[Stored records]
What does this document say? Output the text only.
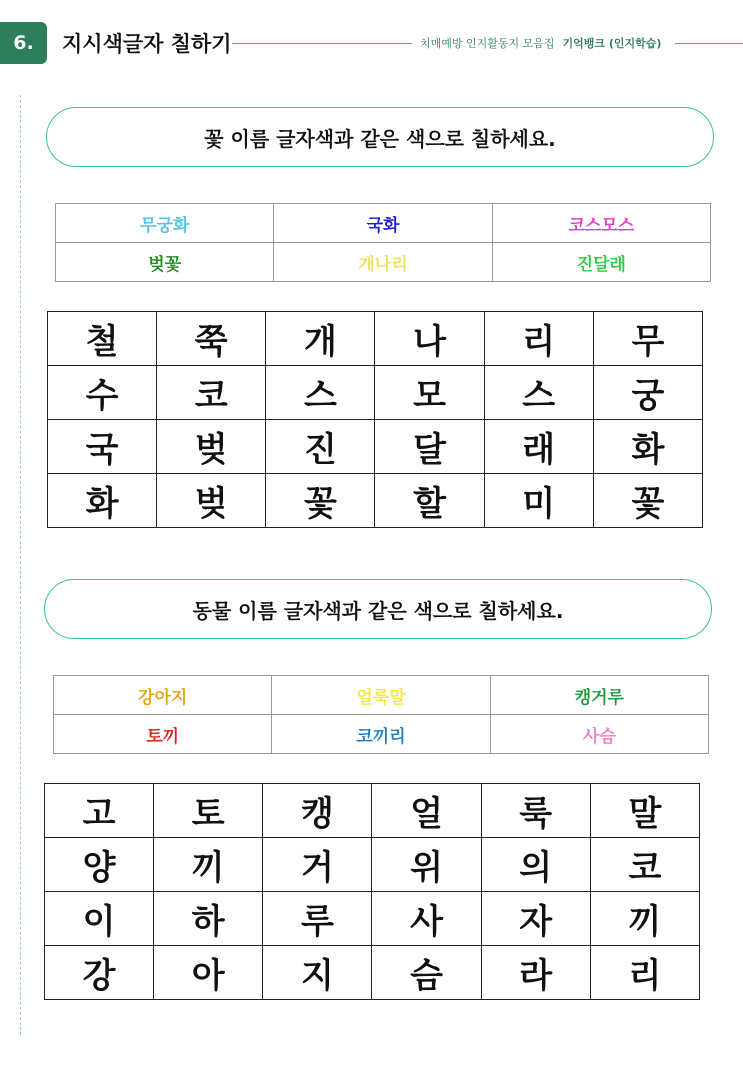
6.	지시색글자 칠하기	치매예방 인지활동지 모음집 기억뱅크 (인지학습)
꽃 이름 글자색과 같은 색으로 칠하세요.
무궁화	국화	코스모스
벚꽃	개나리	진달래
철	쭉	개	나	리	무
수	코	스	모	스	궁
국	벚	진	달	래	화
화	벚	꽃	할	미	꽃
동물 이름 글자색과 같은 색으로 칠하세요.
강아지	얼룩말	캥거루
토끼	코끼리	사슴
고	토	캥	얼	룩	말
양	끼	거	위	의	코
이	하	루	사	자	끼
강	아	지	슴	라	리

**Work to do:** Report each line in the preceding entries that holds the string "글자색과".

**Reply to the exercise:**
꽃 이름 글자색과 같은 색으로 칠하세요.
동물 이름 글자색과 같은 색으로 칠하세요.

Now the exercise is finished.